- **Description of the task**
Every line below that holds the string "User" should be copied out.

=== Data supplied ===

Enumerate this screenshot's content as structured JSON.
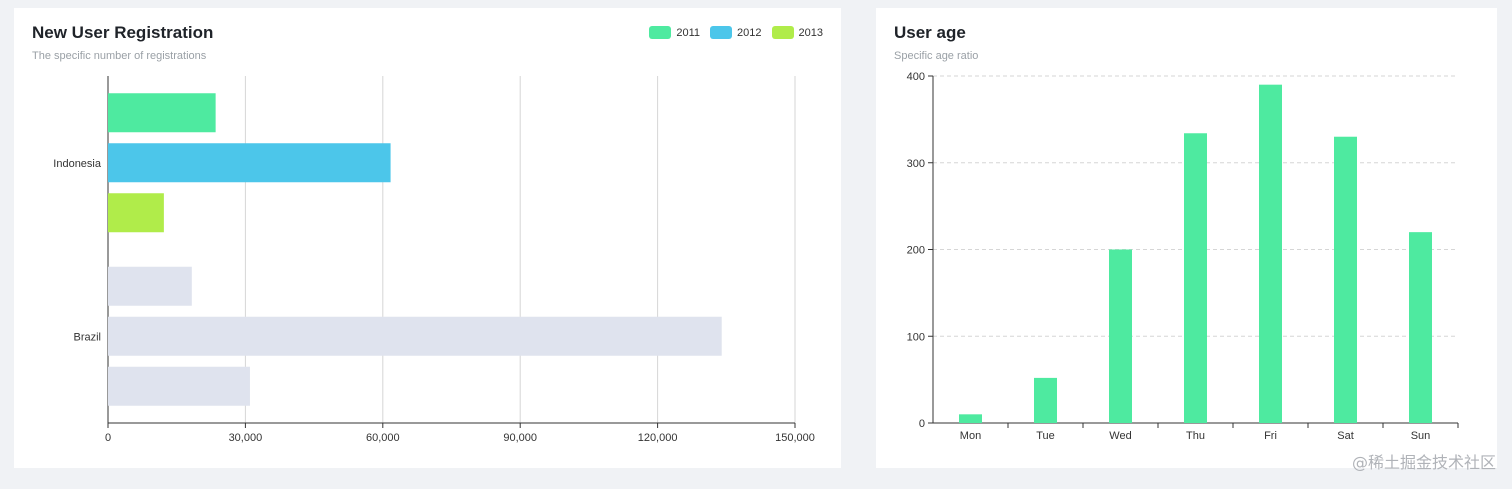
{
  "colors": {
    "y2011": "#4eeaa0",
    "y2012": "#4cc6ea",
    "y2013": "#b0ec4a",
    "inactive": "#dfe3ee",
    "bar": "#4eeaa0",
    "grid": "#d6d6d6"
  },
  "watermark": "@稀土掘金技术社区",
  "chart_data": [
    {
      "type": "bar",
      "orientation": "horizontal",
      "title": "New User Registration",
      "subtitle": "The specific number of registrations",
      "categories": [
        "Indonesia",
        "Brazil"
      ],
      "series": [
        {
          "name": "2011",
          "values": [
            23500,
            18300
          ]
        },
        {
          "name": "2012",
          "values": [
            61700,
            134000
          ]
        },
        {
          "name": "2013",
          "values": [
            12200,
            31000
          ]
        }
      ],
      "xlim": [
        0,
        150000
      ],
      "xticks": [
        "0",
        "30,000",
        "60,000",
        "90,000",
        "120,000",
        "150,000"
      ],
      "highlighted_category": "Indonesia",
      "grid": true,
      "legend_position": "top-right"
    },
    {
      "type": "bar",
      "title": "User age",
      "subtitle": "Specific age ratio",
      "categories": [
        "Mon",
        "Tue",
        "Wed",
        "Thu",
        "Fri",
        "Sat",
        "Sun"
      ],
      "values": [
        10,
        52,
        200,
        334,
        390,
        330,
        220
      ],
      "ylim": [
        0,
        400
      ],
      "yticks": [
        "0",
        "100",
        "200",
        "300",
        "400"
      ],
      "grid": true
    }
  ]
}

===
=== Data supplied ===

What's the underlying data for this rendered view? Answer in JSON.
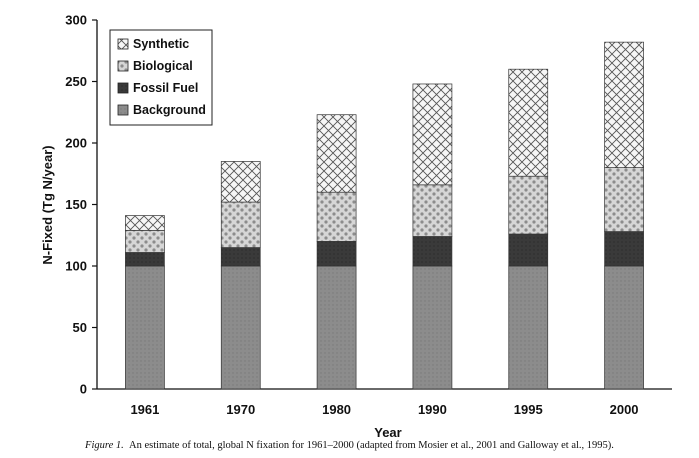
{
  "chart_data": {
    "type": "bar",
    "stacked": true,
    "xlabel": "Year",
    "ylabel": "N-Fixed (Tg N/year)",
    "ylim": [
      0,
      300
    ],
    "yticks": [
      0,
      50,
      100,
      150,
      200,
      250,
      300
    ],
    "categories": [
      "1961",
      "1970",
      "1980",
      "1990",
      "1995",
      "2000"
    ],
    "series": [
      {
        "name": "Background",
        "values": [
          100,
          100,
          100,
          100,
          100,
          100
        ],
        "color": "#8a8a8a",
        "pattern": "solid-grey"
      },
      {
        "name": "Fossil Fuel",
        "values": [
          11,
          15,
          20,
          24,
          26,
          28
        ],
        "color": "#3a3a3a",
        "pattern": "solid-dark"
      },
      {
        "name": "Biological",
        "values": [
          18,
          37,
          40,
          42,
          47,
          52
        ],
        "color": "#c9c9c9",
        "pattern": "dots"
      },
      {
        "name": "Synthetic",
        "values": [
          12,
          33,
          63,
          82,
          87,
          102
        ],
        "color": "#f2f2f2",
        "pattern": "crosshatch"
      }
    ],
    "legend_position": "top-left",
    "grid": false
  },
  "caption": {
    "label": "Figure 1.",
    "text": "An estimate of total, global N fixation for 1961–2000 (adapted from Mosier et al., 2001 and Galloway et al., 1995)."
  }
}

===

- **Answer to the exercise**
      "title": "New User Registration",
      "title": "User age",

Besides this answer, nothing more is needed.